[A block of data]
==============================

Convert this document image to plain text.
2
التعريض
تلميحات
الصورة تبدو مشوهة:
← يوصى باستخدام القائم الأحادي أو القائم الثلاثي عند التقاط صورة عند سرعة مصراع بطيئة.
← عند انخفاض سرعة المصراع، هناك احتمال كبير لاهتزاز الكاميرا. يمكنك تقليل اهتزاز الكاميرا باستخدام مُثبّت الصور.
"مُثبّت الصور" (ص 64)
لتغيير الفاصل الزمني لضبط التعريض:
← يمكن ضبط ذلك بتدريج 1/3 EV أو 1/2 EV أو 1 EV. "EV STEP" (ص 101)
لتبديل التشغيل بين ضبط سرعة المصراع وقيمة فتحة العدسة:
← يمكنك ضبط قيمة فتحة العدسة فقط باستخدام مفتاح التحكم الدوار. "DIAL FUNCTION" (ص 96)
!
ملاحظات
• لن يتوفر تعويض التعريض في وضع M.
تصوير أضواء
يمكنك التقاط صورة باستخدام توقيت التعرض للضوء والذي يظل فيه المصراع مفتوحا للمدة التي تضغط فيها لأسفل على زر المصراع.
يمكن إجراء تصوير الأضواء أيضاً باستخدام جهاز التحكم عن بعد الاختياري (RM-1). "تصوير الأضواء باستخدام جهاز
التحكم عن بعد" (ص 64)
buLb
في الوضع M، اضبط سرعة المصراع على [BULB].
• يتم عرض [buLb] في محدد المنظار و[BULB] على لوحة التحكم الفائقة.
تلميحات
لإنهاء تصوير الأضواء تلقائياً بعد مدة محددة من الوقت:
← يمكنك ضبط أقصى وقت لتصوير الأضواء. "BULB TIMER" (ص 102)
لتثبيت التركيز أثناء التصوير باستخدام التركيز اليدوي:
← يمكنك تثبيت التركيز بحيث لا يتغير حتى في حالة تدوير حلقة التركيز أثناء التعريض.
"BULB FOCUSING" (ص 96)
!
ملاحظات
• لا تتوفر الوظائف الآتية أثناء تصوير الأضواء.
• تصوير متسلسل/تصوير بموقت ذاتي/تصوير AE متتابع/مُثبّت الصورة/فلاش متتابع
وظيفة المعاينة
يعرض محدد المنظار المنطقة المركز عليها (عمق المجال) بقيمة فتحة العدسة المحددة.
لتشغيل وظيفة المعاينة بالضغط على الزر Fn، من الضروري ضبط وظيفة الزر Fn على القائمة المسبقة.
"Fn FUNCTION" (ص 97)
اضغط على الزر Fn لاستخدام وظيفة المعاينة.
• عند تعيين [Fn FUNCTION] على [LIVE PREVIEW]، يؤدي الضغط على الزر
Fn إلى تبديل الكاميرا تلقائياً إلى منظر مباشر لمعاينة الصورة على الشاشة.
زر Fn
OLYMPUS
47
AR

==============================

Copy all the records above precisely.

### Solution for this exercise
Convert this document image to plain text.
2
التعريض
تلميحات
الصورة تبدو مشوهة:
← يوصى باستخدام القائم الأحادي أو القائم الثلاثي عند التقاط صورة عند سرعة مصراع بطيئة.
← عند انخفاض سرعة المصراع، هناك احتمال كبير لاهتزاز الكاميرا. يمكنك تقليل اهتزاز الكاميرا باستخدام مُثبّت الصور.
"مُثبّت الصور" (ص 64)
لتغيير الفاصل الزمني لضبط التعريض:
← يمكن ضبط ذلك بتدريج 1/3 EV أو 1/2 EV أو 1 EV. "EV STEP" (ص 101)
لتبديل التشغيل بين ضبط سرعة المصراع وقيمة فتحة العدسة:
← يمكنك ضبط قيمة فتحة العدسة فقط باستخدام مفتاح التحكم الدوار. "DIAL FUNCTION" (ص 96)
!
ملاحظات
• لن يتوفر تعويض التعريض في وضع M.
تصوير أضواء
يمكنك التقاط صورة باستخدام توقيت التعرض للضوء والذي يظل فيه المصراع مفتوحا للمدة التي تضغط فيها لأسفل على زر المصراع.
يمكن إجراء تصوير الأضواء أيضاً باستخدام جهاز التحكم عن بعد الاختياري (RM-1). "تصوير الأضواء باستخدام جهاز
التحكم عن بعد" (ص 64)
buLb
في الوضع M، اضبط سرعة المصراع على [BULB].
• يتم عرض [buLb] في محدد المنظار و[BULB] على لوحة التحكم الفائقة.
تلميحات
لإنهاء تصوير الأضواء تلقائياً بعد مدة محددة من الوقت:
← يمكنك ضبط أقصى وقت لتصوير الأضواء. "BULB TIMER" (ص 102)
لتثبيت التركيز أثناء التصوير باستخدام التركيز اليدوي:
← يمكنك تثبيت التركيز بحيث لا يتغير حتى في حالة تدوير حلقة التركيز أثناء التعريض.
"BULB FOCUSING" (ص 96)
!
ملاحظات
• لا تتوفر الوظائف الآتية أثناء تصوير الأضواء.
• تصوير متسلسل/تصوير بموقت ذاتي/تصوير AE متتابع/مُثبّت الصورة/فلاش متتابع
وظيفة المعاينة
يعرض محدد المنظار المنطقة المركز عليها (عمق المجال) بقيمة فتحة العدسة المحددة.
لتشغيل وظيفة المعاينة بالضغط على الزر Fn، من الضروري ضبط وظيفة الزر Fn على القائمة المسبقة.
"Fn FUNCTION" (ص 97)
اضغط على الزر Fn لاستخدام وظيفة المعاينة.
• عند تعيين [Fn FUNCTION] على [LIVE PREVIEW]، يؤدي الضغط على الزر
Fn إلى تبديل الكاميرا تلقائياً إلى منظر مباشر لمعاينة الصورة على الشاشة.
زر Fn
OLYMPUS
47
AR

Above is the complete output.